--- START OF GIVEN DATA ---

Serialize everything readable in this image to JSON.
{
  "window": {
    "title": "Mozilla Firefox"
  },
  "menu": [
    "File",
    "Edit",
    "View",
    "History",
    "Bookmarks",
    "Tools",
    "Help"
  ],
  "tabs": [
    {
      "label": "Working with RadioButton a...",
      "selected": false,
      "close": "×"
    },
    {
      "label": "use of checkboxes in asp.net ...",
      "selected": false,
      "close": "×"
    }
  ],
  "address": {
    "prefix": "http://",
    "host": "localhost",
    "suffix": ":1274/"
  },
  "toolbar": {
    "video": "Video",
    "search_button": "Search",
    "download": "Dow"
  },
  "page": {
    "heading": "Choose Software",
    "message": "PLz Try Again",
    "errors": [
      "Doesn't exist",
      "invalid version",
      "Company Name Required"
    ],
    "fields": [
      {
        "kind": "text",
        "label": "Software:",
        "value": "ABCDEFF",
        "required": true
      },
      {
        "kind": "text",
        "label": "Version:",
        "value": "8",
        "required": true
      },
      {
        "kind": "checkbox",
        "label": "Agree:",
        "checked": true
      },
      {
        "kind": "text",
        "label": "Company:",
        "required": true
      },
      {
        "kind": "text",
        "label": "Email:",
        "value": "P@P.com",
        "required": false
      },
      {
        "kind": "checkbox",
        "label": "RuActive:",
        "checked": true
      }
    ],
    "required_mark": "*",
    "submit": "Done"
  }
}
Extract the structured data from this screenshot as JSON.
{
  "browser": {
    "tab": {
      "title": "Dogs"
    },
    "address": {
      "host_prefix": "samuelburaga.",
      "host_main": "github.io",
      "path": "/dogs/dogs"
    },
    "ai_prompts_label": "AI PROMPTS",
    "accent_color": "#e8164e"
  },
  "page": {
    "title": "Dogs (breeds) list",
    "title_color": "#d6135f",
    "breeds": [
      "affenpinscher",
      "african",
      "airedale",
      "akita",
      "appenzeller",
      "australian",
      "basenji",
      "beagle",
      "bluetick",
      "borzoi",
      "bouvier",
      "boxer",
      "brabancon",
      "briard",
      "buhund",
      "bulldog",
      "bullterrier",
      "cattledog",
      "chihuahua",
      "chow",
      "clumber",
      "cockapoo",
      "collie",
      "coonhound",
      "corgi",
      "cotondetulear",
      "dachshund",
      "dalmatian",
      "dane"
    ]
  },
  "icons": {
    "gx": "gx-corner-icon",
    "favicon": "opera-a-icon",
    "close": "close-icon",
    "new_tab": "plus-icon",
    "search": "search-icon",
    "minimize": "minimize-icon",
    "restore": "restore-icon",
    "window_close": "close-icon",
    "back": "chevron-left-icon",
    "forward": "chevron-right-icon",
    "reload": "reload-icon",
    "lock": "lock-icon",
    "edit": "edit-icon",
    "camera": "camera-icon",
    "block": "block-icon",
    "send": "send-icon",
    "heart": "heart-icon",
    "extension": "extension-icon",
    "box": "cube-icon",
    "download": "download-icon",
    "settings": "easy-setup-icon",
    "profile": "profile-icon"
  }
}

--- END OF GIVEN DATA ---

REQUIREMENTS — Check each line of the listing above for the string "JSON", then report only how many lines have it.

FULL SOLUTION — 2